To do → Counting only lines that hold "data", give the total and nothing more.

── Material for this task ──

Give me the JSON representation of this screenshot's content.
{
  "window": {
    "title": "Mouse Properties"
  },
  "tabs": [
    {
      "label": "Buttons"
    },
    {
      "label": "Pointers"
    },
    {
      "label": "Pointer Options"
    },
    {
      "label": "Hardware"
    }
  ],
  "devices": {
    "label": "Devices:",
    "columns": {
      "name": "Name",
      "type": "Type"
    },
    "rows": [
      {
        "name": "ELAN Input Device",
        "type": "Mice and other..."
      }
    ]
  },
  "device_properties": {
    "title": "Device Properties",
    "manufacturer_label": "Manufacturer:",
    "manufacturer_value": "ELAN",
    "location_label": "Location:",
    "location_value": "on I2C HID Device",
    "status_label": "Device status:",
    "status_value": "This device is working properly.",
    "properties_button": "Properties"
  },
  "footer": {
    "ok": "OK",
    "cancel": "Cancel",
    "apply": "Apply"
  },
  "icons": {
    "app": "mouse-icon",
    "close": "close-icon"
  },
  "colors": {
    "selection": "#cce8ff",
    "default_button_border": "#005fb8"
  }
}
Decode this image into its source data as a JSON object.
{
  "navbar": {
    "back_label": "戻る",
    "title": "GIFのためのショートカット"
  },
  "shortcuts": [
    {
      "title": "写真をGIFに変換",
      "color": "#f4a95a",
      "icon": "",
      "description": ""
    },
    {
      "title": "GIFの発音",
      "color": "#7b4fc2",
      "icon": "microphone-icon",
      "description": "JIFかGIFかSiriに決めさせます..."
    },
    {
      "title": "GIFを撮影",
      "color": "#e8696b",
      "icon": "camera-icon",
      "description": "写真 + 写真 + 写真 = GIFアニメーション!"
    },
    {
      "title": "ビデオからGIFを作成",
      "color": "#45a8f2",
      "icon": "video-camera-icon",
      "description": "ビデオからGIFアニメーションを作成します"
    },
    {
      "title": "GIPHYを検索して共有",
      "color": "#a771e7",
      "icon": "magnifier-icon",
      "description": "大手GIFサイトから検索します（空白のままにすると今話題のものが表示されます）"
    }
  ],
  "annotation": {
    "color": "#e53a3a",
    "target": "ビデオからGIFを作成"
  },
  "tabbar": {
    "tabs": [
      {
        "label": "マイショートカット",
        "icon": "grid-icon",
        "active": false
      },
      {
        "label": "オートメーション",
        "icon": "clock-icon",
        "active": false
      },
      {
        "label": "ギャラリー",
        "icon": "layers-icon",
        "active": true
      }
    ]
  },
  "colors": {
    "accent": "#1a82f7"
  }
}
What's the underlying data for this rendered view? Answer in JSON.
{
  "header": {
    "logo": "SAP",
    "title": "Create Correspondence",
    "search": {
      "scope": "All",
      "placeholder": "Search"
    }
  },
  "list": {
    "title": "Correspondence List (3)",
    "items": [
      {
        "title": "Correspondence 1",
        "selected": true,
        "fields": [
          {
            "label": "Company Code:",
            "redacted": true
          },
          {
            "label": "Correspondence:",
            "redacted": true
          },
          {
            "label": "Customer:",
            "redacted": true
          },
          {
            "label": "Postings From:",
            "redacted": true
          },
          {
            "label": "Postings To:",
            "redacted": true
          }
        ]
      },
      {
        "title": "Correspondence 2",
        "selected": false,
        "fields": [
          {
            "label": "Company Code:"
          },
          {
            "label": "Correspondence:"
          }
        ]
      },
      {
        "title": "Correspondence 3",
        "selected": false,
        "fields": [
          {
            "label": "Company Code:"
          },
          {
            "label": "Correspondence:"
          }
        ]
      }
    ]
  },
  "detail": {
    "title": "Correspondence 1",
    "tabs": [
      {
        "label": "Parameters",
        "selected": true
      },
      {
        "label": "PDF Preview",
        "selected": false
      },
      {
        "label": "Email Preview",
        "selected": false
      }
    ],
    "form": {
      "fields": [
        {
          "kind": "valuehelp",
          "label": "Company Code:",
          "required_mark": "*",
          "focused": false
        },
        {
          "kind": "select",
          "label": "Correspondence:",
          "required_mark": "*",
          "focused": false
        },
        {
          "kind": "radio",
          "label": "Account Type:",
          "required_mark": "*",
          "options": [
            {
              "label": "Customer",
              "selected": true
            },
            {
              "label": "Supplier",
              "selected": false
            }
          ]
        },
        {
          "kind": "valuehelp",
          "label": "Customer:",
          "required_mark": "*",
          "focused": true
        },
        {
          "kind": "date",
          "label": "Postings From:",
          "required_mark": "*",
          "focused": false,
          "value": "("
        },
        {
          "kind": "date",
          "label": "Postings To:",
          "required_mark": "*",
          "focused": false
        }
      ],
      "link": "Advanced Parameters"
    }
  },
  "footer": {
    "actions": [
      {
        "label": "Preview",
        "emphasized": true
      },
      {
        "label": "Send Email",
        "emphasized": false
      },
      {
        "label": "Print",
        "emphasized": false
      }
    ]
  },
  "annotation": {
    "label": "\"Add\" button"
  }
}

───

Exercise result → 2